**WHAT IS EXPECTED**: Write the records below out in full, character for character, with no pictures.

Dataset items:
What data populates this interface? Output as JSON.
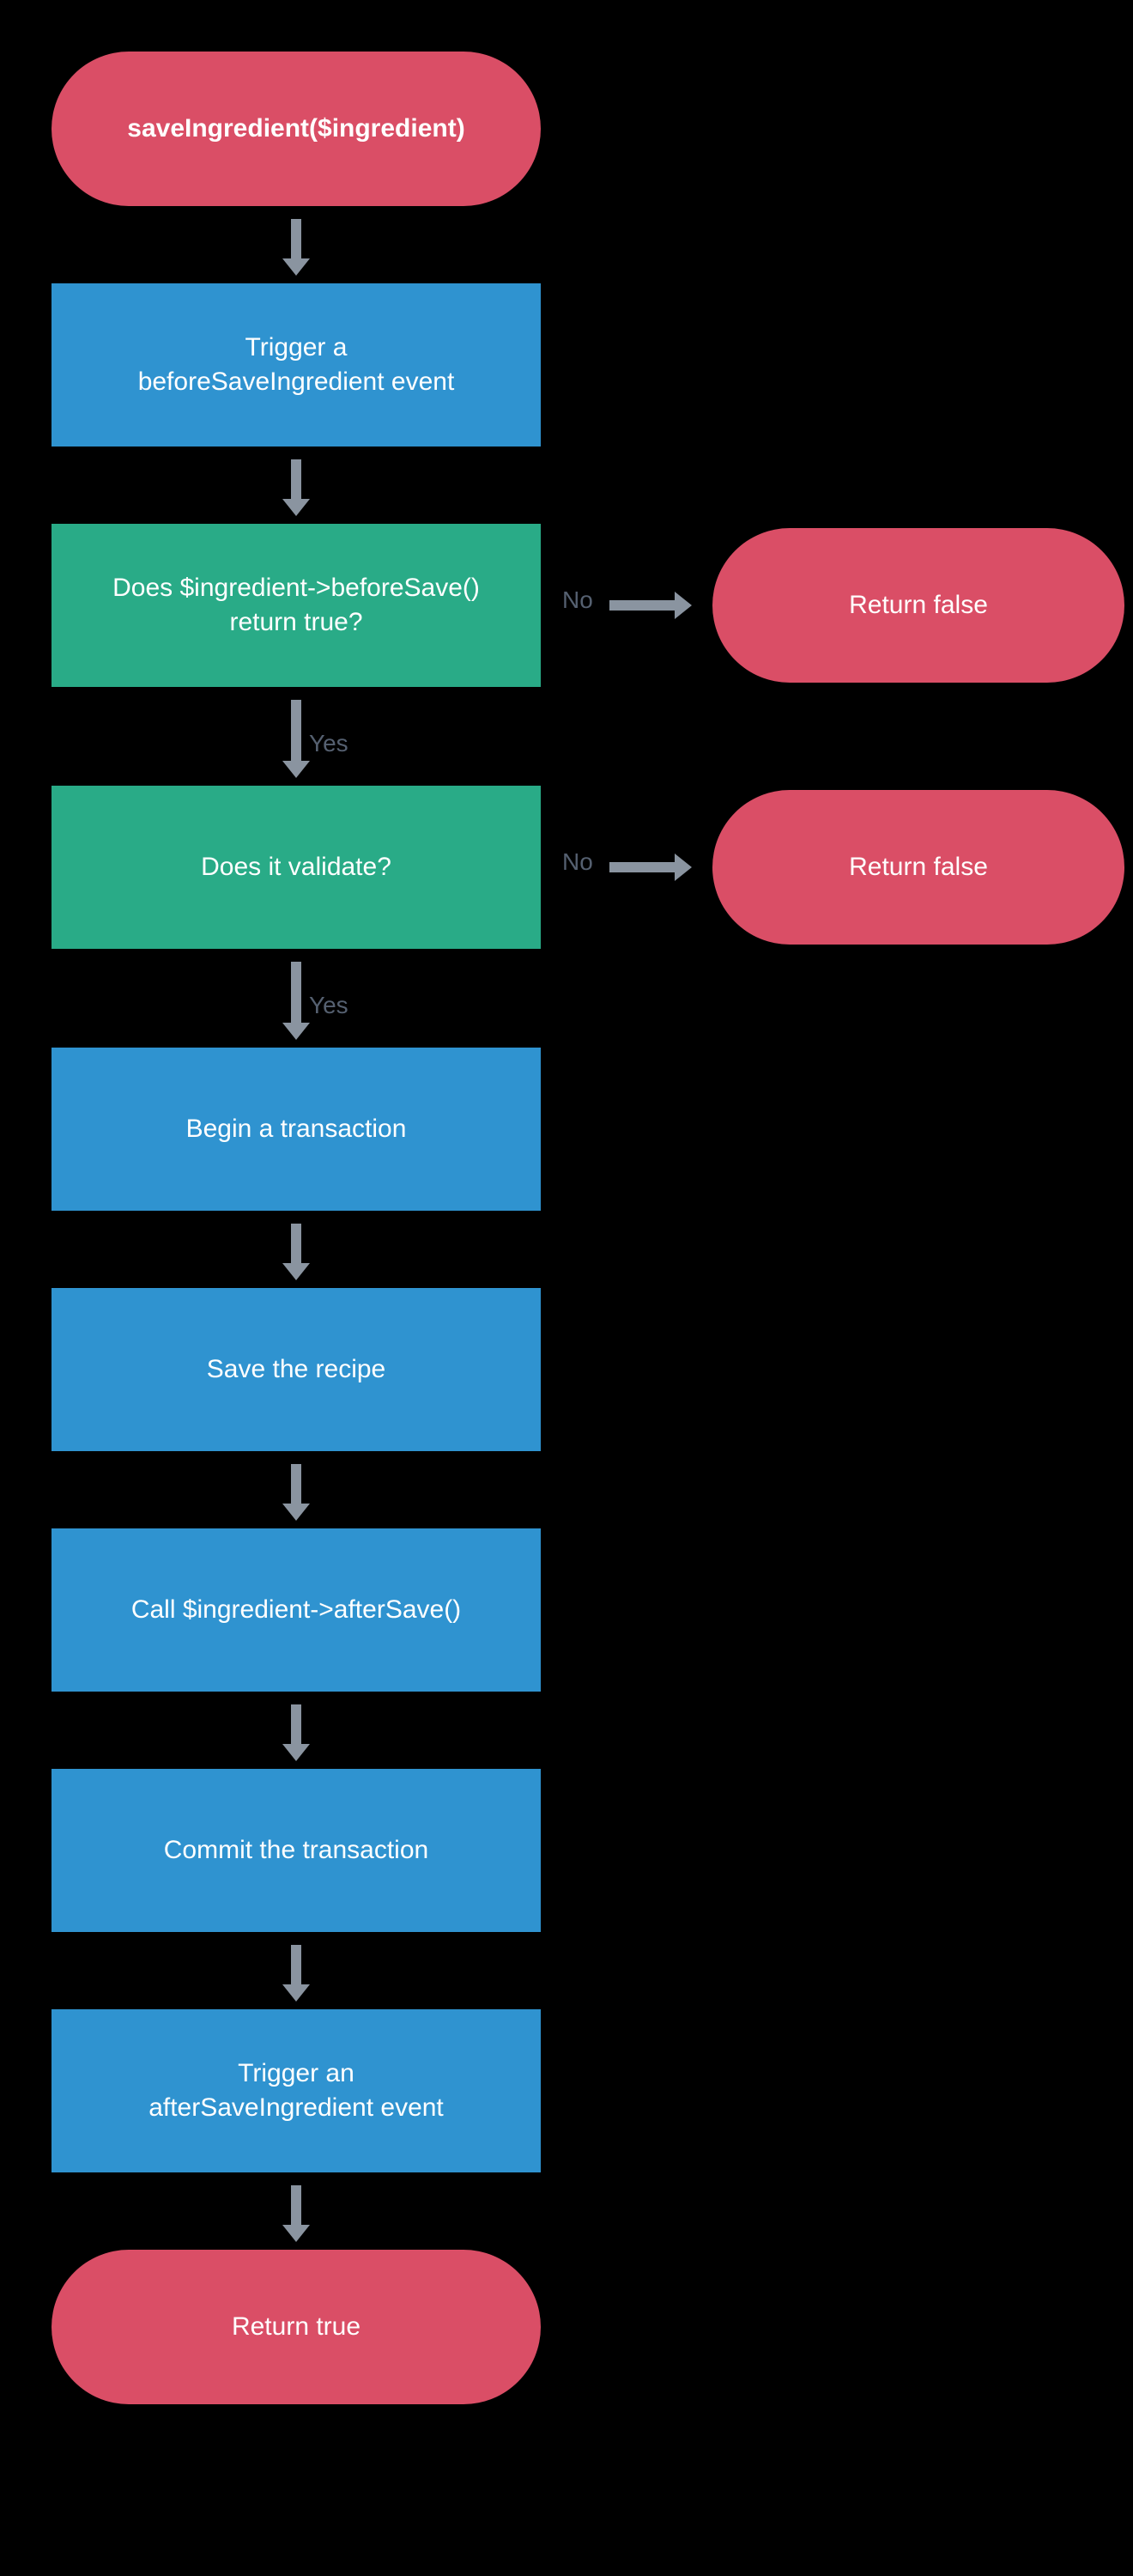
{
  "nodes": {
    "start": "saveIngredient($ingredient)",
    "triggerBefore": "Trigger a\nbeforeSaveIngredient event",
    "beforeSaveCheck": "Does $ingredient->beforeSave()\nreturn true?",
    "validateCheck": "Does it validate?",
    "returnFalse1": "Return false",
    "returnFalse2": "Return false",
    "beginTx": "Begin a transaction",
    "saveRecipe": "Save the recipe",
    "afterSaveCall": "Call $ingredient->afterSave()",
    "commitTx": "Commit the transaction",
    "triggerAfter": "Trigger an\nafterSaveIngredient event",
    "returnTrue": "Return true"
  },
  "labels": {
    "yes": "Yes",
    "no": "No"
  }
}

**PROBLEM SOLUTION**:
What data populates this interface? Output as JSON.
{
  "nodes": {
    "start": "saveIngredient($ingredient)",
    "triggerBefore": "Trigger a\nbeforeSaveIngredient event",
    "beforeSaveCheck": "Does $ingredient->beforeSave()\nreturn true?",
    "validateCheck": "Does it validate?",
    "returnFalse1": "Return false",
    "returnFalse2": "Return false",
    "beginTx": "Begin a transaction",
    "saveRecipe": "Save the recipe",
    "afterSaveCall": "Call $ingredient->afterSave()",
    "commitTx": "Commit the transaction",
    "triggerAfter": "Trigger an\nafterSaveIngredient event",
    "returnTrue": "Return true"
  },
  "labels": {
    "yes": "Yes",
    "no": "No"
  }
}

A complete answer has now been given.